Given instruction
Starting at the line that contains "edit-description-link[interactable]: Edit the" and stopping after the line that contains "eye-icon [477,448,491,458]", write out those lines of the records again with "sidebar-item-label" changed to "sidebar-label" and everything else unchanged.

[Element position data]

-*-*-

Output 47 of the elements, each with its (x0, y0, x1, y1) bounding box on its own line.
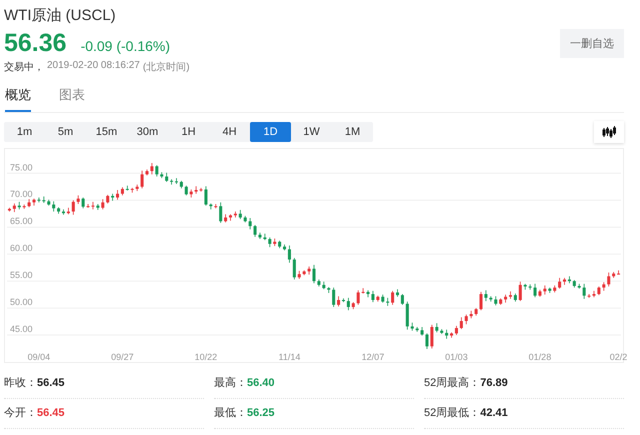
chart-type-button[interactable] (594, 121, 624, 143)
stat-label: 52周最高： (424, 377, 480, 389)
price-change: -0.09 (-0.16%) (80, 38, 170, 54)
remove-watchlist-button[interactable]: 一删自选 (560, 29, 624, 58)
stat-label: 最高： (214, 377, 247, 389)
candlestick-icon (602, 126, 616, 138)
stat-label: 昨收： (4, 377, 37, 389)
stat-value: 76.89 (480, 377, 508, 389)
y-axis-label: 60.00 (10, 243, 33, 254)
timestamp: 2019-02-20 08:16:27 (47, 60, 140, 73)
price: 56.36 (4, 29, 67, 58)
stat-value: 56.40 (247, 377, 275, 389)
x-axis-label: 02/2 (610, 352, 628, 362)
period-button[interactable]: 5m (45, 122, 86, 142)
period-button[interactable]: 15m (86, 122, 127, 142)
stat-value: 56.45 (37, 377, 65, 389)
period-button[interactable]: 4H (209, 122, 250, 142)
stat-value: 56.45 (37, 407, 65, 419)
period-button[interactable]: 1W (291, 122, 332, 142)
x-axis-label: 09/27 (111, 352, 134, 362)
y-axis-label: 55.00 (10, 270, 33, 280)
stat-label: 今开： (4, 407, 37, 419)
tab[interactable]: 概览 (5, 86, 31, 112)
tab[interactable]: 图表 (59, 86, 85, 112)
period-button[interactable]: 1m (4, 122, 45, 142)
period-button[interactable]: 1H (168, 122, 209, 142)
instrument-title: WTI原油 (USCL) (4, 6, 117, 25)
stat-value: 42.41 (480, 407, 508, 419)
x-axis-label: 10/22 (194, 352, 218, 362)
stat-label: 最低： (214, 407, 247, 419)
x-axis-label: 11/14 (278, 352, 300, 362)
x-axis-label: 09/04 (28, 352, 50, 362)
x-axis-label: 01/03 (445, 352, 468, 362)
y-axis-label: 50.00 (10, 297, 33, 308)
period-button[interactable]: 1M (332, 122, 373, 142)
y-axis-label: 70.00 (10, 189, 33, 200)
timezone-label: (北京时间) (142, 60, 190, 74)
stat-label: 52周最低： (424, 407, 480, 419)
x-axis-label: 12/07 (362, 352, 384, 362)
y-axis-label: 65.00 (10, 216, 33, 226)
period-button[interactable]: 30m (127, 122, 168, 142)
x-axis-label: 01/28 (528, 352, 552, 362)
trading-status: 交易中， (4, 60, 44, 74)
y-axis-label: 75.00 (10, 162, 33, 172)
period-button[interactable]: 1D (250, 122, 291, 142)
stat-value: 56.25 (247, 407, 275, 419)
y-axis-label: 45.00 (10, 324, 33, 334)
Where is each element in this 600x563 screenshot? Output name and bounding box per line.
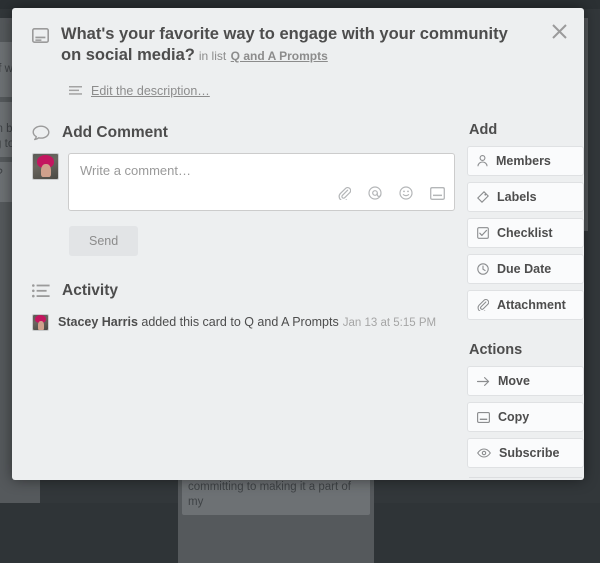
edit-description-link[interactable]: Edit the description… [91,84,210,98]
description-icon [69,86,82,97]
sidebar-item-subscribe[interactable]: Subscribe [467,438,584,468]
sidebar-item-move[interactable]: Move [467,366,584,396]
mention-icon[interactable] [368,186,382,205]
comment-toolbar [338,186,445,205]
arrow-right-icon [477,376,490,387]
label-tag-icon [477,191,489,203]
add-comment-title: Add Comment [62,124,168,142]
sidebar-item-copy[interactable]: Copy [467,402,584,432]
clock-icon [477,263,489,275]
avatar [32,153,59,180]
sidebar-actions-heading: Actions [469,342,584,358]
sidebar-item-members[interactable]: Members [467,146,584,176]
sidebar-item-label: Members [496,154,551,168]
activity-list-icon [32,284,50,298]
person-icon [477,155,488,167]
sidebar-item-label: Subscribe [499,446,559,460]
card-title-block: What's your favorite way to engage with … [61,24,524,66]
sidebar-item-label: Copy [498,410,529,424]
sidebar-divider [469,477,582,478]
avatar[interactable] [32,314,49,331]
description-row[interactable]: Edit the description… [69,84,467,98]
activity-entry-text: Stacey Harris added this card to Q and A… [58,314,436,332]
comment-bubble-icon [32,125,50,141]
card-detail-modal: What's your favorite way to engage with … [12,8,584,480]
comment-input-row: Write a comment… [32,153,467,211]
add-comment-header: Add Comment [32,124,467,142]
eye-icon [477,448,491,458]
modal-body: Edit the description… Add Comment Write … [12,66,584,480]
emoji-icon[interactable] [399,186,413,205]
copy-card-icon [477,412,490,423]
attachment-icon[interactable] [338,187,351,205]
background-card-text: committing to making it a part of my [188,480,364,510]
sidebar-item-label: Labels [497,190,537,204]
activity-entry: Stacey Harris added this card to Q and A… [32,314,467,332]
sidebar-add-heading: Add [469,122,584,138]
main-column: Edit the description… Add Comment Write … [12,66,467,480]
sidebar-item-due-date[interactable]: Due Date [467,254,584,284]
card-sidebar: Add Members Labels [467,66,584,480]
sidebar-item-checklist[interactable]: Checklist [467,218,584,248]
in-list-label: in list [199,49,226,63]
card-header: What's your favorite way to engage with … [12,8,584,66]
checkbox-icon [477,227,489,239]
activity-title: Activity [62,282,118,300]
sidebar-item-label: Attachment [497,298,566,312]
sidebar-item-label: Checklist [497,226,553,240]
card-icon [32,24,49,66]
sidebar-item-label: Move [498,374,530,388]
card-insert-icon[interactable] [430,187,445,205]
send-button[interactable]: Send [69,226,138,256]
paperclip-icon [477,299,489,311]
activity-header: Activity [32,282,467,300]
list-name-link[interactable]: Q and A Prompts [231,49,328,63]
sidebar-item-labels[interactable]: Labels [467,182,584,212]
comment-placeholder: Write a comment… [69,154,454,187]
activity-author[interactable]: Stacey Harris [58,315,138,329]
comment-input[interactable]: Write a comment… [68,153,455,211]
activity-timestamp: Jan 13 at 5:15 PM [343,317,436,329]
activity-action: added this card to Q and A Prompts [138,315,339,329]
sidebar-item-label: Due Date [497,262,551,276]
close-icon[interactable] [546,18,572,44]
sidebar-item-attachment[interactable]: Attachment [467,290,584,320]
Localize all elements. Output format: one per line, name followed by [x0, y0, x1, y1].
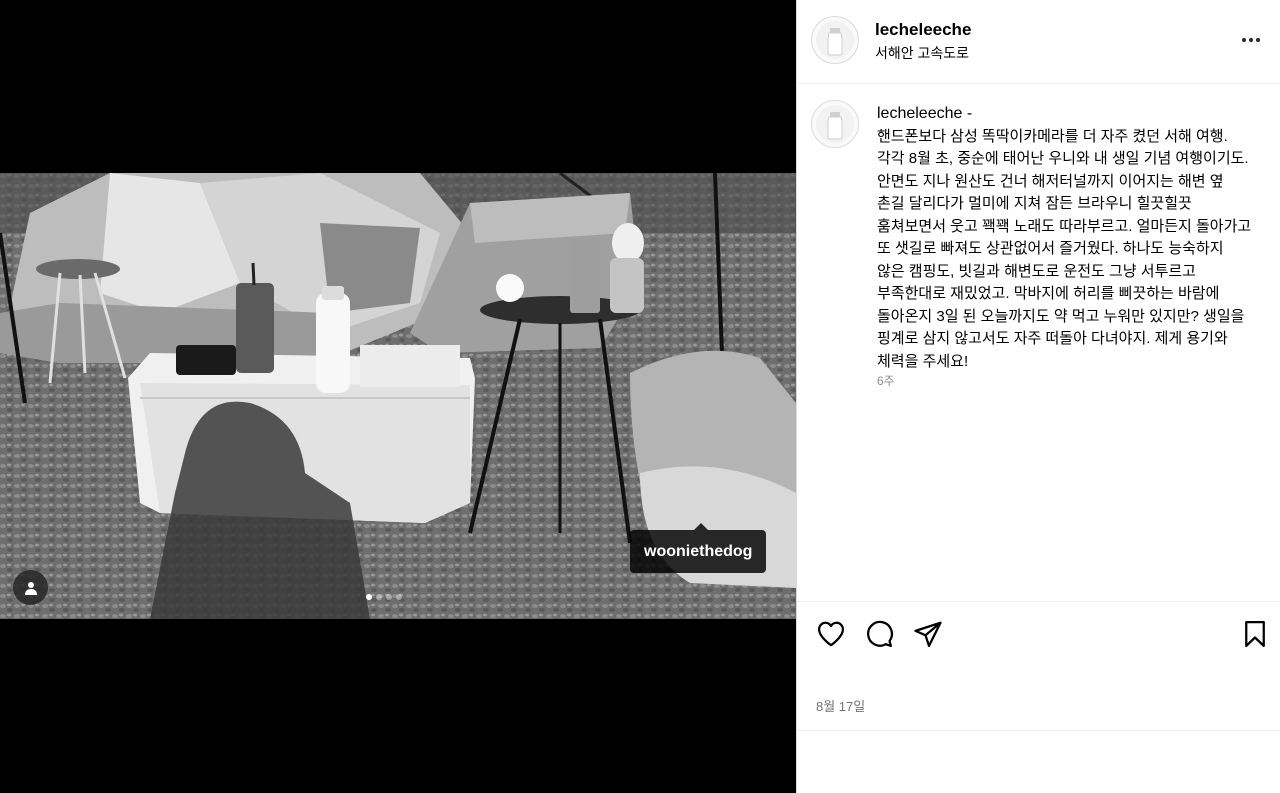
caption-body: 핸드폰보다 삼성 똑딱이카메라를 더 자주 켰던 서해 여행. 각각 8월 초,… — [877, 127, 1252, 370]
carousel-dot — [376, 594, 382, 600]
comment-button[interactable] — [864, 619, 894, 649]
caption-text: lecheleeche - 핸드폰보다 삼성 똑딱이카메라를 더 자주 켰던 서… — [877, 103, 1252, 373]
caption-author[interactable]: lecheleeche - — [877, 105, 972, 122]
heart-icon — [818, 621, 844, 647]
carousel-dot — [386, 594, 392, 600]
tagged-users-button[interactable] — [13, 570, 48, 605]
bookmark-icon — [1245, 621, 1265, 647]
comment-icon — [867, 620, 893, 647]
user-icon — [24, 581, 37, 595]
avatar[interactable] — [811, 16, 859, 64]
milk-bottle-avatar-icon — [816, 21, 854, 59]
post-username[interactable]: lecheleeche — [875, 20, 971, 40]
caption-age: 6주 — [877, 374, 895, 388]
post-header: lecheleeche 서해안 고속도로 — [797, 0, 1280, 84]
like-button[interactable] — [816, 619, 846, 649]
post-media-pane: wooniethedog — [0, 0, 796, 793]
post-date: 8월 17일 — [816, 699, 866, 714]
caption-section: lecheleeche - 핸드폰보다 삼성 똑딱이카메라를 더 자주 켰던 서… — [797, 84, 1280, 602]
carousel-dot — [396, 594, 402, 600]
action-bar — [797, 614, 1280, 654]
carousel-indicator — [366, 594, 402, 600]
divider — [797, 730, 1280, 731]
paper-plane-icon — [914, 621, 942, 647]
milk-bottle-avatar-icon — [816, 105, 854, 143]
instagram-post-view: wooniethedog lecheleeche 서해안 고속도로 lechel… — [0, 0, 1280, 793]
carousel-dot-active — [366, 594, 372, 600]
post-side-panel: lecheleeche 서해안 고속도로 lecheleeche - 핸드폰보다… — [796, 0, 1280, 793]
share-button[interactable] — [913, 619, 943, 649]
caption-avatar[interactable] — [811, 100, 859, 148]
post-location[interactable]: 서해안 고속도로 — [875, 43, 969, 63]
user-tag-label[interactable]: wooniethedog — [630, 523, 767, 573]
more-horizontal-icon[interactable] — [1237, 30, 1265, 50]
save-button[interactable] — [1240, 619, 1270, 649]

-*-*-

Solved exercise
edit-description-link[interactable]: Edit the description… [91,84,210,98]
description-icon [69,86,82,97]
sidebar-item-subscribe[interactable]: Subscribe [467,438,584,468]
sidebar-item-move[interactable]: Move [467,366,584,396]
mention-icon[interactable] [368,186,382,205]
comment-toolbar [338,186,445,205]
arrow-right-icon [477,376,490,387]
label-tag-icon [477,191,489,203]
add-comment-title: Add Comment [62,124,168,142]
sidebar-item-copy[interactable]: Copy [467,402,584,432]
clock-icon [477,263,489,275]
avatar [32,153,59,180]
sidebar-actions-heading: Actions [469,342,584,358]
sidebar-item-members[interactable]: Members [467,146,584,176]
sidebar-label: Members [496,154,551,168]
activity-list-icon [32,284,50,298]
person-icon [477,155,488,167]
sidebar-label: Subscribe [499,446,559,460]
card-title-block: What's your favorite way to engage with … [61,24,524,66]
sidebar-label: Copy [498,410,529,424]
sidebar-divider [469,477,582,478]
avatar[interactable] [32,314,49,331]
description-row[interactable]: Edit the description… [69,84,467,98]
activity-entry-text: Stacey Harris added this card to Q and A… [58,314,436,332]
comment-bubble-icon [32,125,50,141]
card-detail-modal: What's your favorite way to engage with … [12,8,584,480]
comment-input-row: Write a comment… [32,153,467,211]
add-comment-header: Add Comment [32,124,467,142]
eye-icon [477,448,491,458]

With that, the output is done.